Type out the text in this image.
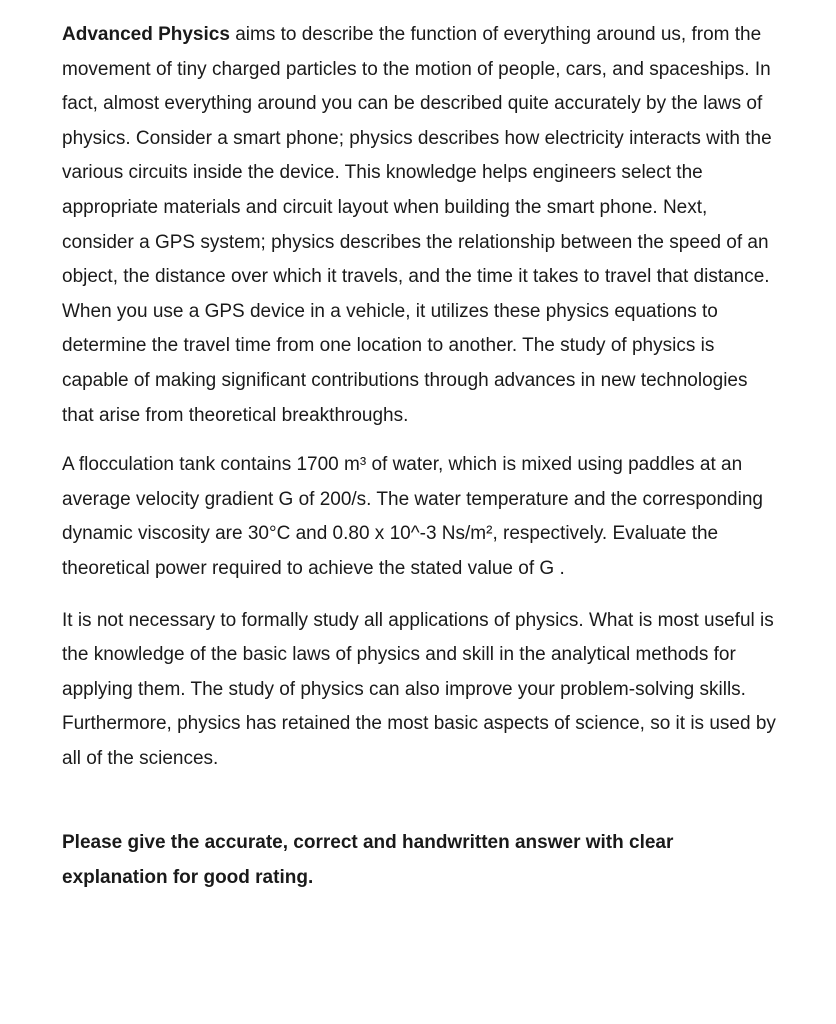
Advanced Physics aims to describe the function of everything around us, from the movement of tiny charged particles to the motion of people, cars, and spaceships. In fact, almost everything around you can be described quite accurately by the laws of physics. Consider a smart phone; physics describes how electricity interacts with the various circuits inside the device. This knowledge helps engineers select the appropriate materials and circuit layout when building the smart phone. Next, consider a GPS system; physics describes the relationship between the speed of an object, the distance over which it travels, and the time it takes to travel that distance. When you use a GPS device in a vehicle, it utilizes these physics equations to determine the travel time from one location to another. The study of physics is capable of making significant contributions through advances in new technologies that arise from theoretical breakthroughs.

A flocculation tank contains 1700 m³ of water, which is mixed using paddles at an average velocity gradient G of 200/s. The water temperature and the corresponding dynamic viscosity are 30°C and 0.80 x 10^-3 Ns/m², respectively. Evaluate the theoretical power required to achieve the stated value of G .

It is not necessary to formally study all applications of physics. What is most useful is the knowledge of the basic laws of physics and skill in the analytical methods for applying them. The study of physics can also improve your problem-solving skills. Furthermore, physics has retained the most basic aspects of science, so it is used by all of the sciences.

Please give the accurate, correct and handwritten answer with clear explanation for good rating.
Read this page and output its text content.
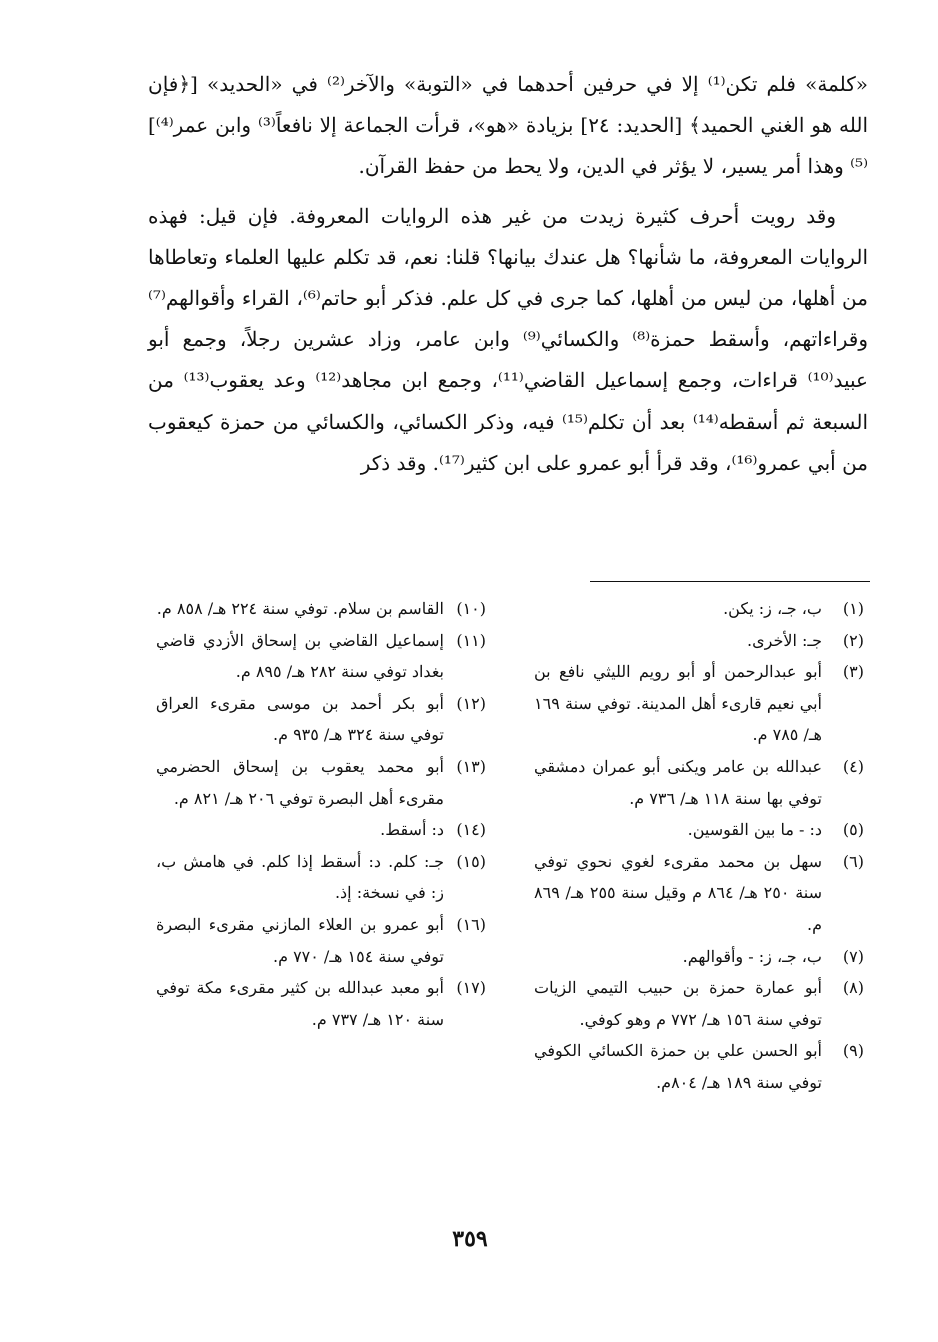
«كلمة» فلم تكن⁽¹⁾ إلا في حرفين أحدهما في «التوبة» والآخر⁽²⁾ في «الحديد» [﴿فإن الله هو الغني الحميد﴾ [الحديد: ٢٤] بزيادة «هو»، قرأت الجماعة إلا نافعاً⁽³⁾ وابن عمر⁽⁴⁾]⁽⁵⁾ وهذا أمر يسير، لا يؤثر في الدين، ولا يحط من حفظ القرآن.

وقد رويت أحرف كثيرة زيدت من غير هذه الروايات المعروفة. فإن قيل: فهذه الروايات المعروفة، ما شأنها؟ هل عندك بيانها؟ قلنا: نعم، قد تكلم عليها العلماء وتعاطاها من أهلها، من ليس من أهلها، كما جرى في كل علم. فذكر أبو حاتم⁽⁶⁾، القراء وأقوالهم⁽⁷⁾ وقراءاتهم، وأسقط حمزة⁽⁸⁾ والكسائي⁽⁹⁾ وابن عامر، وزاد عشرين رجلاً، وجمع أبو عبيد⁽¹⁰⁾ قراءات، وجمع إسماعيل القاضي⁽¹¹⁾، وجمع ابن مجاهد⁽¹²⁾ وعد يعقوب⁽¹³⁾ من السبعة ثم أسقطه⁽¹⁴⁾ بعد أن تكلم⁽¹⁵⁾ فيه، وذكر الكسائي، والكسائي من حمزة كيعقوب من أبي عمرو⁽¹⁶⁾، وقد قرأ أبو عمرو على ابن كثير⁽¹⁷⁾. وقد ذكر

(١)
ب، جـ، ز: يكن.
(٢)
جـ: الأخرى.
(٣)
أبو عبدالرحمن أو أبو رويم الليثي نافع بن أبي نعيم قارىء أهل المدينة. توفي سنة ١٦٩ هـ/ ٧٨٥ م.
(٤)
عبدالله بن عامر ويكنى أبو عمران دمشقي توفي بها سنة ١١٨ هـ/ ٧٣٦ م.
(٥)
د: - ما بين القوسين.
(٦)
سهل بن محمد مقرىء لغوي نحوي توفي سنة ٢٥٠ هـ/ ٨٦٤ م وقيل سنة ٢٥٥ هـ/ ٨٦٩ م.
(٧)
ب، جـ، ز: - وأقوالهم.
(٨)
أبو عمارة حمزة بن حبيب التيمي الزيات توفي سنة ١٥٦ هـ/ ٧٧٢ م وهو كوفي.
(٩)
أبو الحسن علي بن حمزة الكسائي الكوفي توفي سنة ١٨٩ هـ/ ٨٠٤م.
(١٠)
القاسم بن سلام. توفي سنة ٢٢٤ هـ/ ٨٥٨ م.
(١١)
إسماعيل القاضي بن إسحاق الأزدي قاضي بغداد توفي سنة ٢٨٢ هـ/ ٨٩٥ م.
(١٢)
أبو بكر أحمد بن موسى مقرىء العراق توفي سنة ٣٢٤ هـ/ ٩٣٥ م.
(١٣)
أبو محمد يعقوب بن إسحاق الحضرمي مقرىء أهل البصرة توفي ٢٠٦ هـ/ ٨٢١ م.
(١٤)
د: أسقط.
(١٥)
جـ: كلم. د: أسقط إذا كلم. في هامش ب، ز: في نسخة: إذ.
(١٦)
أبو عمرو بن العلاء المازني مقرىء البصرة توفي سنة ١٥٤ هـ/ ٧٧٠ م.
(١٧)
أبو معبد عبدالله بن كثير مقرىء مكة توفي سنة ١٢٠ هـ/ ٧٣٧ م.
٣٥٩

● ● ● ● ● ● ●

Copy exactly the lines from the one containing "Read this page and output its text content." through the last line of the records above, including both, and omit every picture.

Read this page and output its text content.
«كلمة» فلم تكن⁽¹⁾ إلا في حرفين أحدهما في «التوبة» والآخر⁽²⁾ في «الحديد» [﴿فإن الله هو الغني الحميد﴾ [الحديد: ٢٤] بزيادة «هو»، قرأت الجماعة إلا نافعاً⁽³⁾ وابن عمر⁽⁴⁾]⁽⁵⁾ وهذا أمر يسير، لا يؤثر في الدين، ولا يحط من حفظ القرآن.

وقد رويت أحرف كثيرة زيدت من غير هذه الروايات المعروفة. فإن قيل: فهذه الروايات المعروفة، ما شأنها؟ هل عندك بيانها؟ قلنا: نعم، قد تكلم عليها العلماء وتعاطاها من أهلها، من ليس من أهلها، كما جرى في كل علم. فذكر أبو حاتم⁽⁶⁾، القراء وأقوالهم⁽⁷⁾ وقراءاتهم، وأسقط حمزة⁽⁸⁾ والكسائي⁽⁹⁾ وابن عامر، وزاد عشرين رجلاً، وجمع أبو عبيد⁽¹⁰⁾ قراءات، وجمع إسماعيل القاضي⁽¹¹⁾، وجمع ابن مجاهد⁽¹²⁾ وعد يعقوب⁽¹³⁾ من السبعة ثم أسقطه⁽¹⁴⁾ بعد أن تكلم⁽¹⁵⁾ فيه، وذكر الكسائي، والكسائي من حمزة كيعقوب من أبي عمرو⁽¹⁶⁾، وقد قرأ أبو عمرو على ابن كثير⁽¹⁷⁾. وقد ذكر

(١)
ب، جـ، ز: يكن.
(٢)
جـ: الأخرى.
(٣)
أبو عبدالرحمن أو أبو رويم الليثي نافع بن أبي نعيم قارىء أهل المدينة. توفي سنة ١٦٩ هـ/ ٧٨٥ م.
(٤)
عبدالله بن عامر ويكنى أبو عمران دمشقي توفي بها سنة ١١٨ هـ/ ٧٣٦ م.
(٥)
د: - ما بين القوسين.
(٦)
سهل بن محمد مقرىء لغوي نحوي توفي سنة ٢٥٠ هـ/ ٨٦٤ م وقيل سنة ٢٥٥ هـ/ ٨٦٩ م.
(٧)
ب، جـ، ز: - وأقوالهم.
(٨)
أبو عمارة حمزة بن حبيب التيمي الزيات توفي سنة ١٥٦ هـ/ ٧٧٢ م وهو كوفي.
(٩)
أبو الحسن علي بن حمزة الكسائي الكوفي توفي سنة ١٨٩ هـ/ ٨٠٤م.
(١٠)
القاسم بن سلام. توفي سنة ٢٢٤ هـ/ ٨٥٨ م.
(١١)
إسماعيل القاضي بن إسحاق الأزدي قاضي بغداد توفي سنة ٢٨٢ هـ/ ٨٩٥ م.
(١٢)
أبو بكر أحمد بن موسى مقرىء العراق توفي سنة ٣٢٤ هـ/ ٩٣٥ م.
(١٣)
أبو محمد يعقوب بن إسحاق الحضرمي مقرىء أهل البصرة توفي ٢٠٦ هـ/ ٨٢١ م.
(١٤)
د: أسقط.
(١٥)
جـ: كلم. د: أسقط إذا كلم. في هامش ب، ز: في نسخة: إذ.
(١٦)
أبو عمرو بن العلاء المازني مقرىء البصرة توفي سنة ١٥٤ هـ/ ٧٧٠ م.
(١٧)
أبو معبد عبدالله بن كثير مقرىء مكة توفي سنة ١٢٠ هـ/ ٧٣٧ م.
٣٥٩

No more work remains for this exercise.